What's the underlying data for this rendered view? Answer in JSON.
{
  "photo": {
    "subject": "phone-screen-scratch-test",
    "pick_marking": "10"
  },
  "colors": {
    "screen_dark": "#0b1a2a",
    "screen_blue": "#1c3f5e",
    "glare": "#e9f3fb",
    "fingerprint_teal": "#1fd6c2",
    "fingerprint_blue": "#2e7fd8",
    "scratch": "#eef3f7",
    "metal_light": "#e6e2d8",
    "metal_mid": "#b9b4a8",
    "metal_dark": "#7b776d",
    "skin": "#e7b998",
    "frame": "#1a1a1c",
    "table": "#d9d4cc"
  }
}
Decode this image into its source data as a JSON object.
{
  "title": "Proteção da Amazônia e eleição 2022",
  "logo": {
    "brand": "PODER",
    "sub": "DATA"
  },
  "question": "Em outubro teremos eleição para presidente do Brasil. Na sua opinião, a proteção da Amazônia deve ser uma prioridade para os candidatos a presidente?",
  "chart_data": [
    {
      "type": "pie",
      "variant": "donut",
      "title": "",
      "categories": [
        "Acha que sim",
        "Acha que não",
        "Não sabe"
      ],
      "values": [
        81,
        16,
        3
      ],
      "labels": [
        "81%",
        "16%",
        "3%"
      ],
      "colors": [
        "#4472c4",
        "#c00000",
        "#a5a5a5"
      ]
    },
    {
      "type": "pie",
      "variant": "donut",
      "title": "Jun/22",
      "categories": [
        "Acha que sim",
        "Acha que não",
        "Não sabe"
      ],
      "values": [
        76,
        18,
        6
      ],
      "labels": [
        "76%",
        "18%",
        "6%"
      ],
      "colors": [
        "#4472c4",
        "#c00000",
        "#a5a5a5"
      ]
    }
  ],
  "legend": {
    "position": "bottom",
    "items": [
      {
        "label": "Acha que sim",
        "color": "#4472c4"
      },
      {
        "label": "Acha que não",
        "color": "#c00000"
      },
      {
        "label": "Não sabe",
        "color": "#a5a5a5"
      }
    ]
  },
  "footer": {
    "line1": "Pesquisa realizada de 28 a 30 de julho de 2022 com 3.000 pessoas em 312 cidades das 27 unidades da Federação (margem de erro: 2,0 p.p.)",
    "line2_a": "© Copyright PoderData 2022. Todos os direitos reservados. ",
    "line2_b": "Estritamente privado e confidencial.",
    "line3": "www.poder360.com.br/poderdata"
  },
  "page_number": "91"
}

══════════

**PROBLEM DETAILS**.
Output the entries exactly.

**FULL ANSWER**.
What's the underlying data for this rendered view? Answer in JSON.
{
  "photo": {
    "subject": "phone-screen-scratch-test",
    "pick_marking": "10"
  },
  "colors": {
    "screen_dark": "#0b1a2a",
    "screen_blue": "#1c3f5e",
    "glare": "#e9f3fb",
    "fingerprint_teal": "#1fd6c2",
    "fingerprint_blue": "#2e7fd8",
    "scratch": "#eef3f7",
    "metal_light": "#e6e2d8",
    "metal_mid": "#b9b4a8",
    "metal_dark": "#7b776d",
    "skin": "#e7b998",
    "frame": "#1a1a1c",
    "table": "#d9d4cc"
  }
}
Decode this image into its source data as a JSON object.
{
  "title": "Proteção da Amazônia e eleição 2022",
  "logo": {
    "brand": "PODER",
    "sub": "DATA"
  },
  "question": "Em outubro teremos eleição para presidente do Brasil. Na sua opinião, a proteção da Amazônia deve ser uma prioridade para os candidatos a presidente?",
  "chart_data": [
    {
      "type": "pie",
      "variant": "donut",
      "title": "",
      "categories": [
        "Acha que sim",
        "Acha que não",
        "Não sabe"
      ],
      "values": [
        81,
        16,
        3
      ],
      "labels": [
        "81%",
        "16%",
        "3%"
      ],
      "colors": [
        "#4472c4",
        "#c00000",
        "#a5a5a5"
      ]
    },
    {
      "type": "pie",
      "variant": "donut",
      "title": "Jun/22",
      "categories": [
        "Acha que sim",
        "Acha que não",
        "Não sabe"
      ],
      "values": [
        76,
        18,
        6
      ],
      "labels": [
        "76%",
        "18%",
        "6%"
      ],
      "colors": [
        "#4472c4",
        "#c00000",
        "#a5a5a5"
      ]
    }
  ],
  "legend": {
    "position": "bottom",
    "items": [
      {
        "label": "Acha que sim",
        "color": "#4472c4"
      },
      {
        "label": "Acha que não",
        "color": "#c00000"
      },
      {
        "label": "Não sabe",
        "color": "#a5a5a5"
      }
    ]
  },
  "footer": {
    "line1": "Pesquisa realizada de 28 a 30 de julho de 2022 com 3.000 pessoas em 312 cidades das 27 unidades da Federação (margem de erro: 2,0 p.p.)",
    "line2_a": "© Copyright PoderData 2022. Todos os direitos reservados. ",
    "line2_b": "Estritamente privado e confidencial.",
    "line3": "www.poder360.com.br/poderdata"
  },
  "page_number": "91"
}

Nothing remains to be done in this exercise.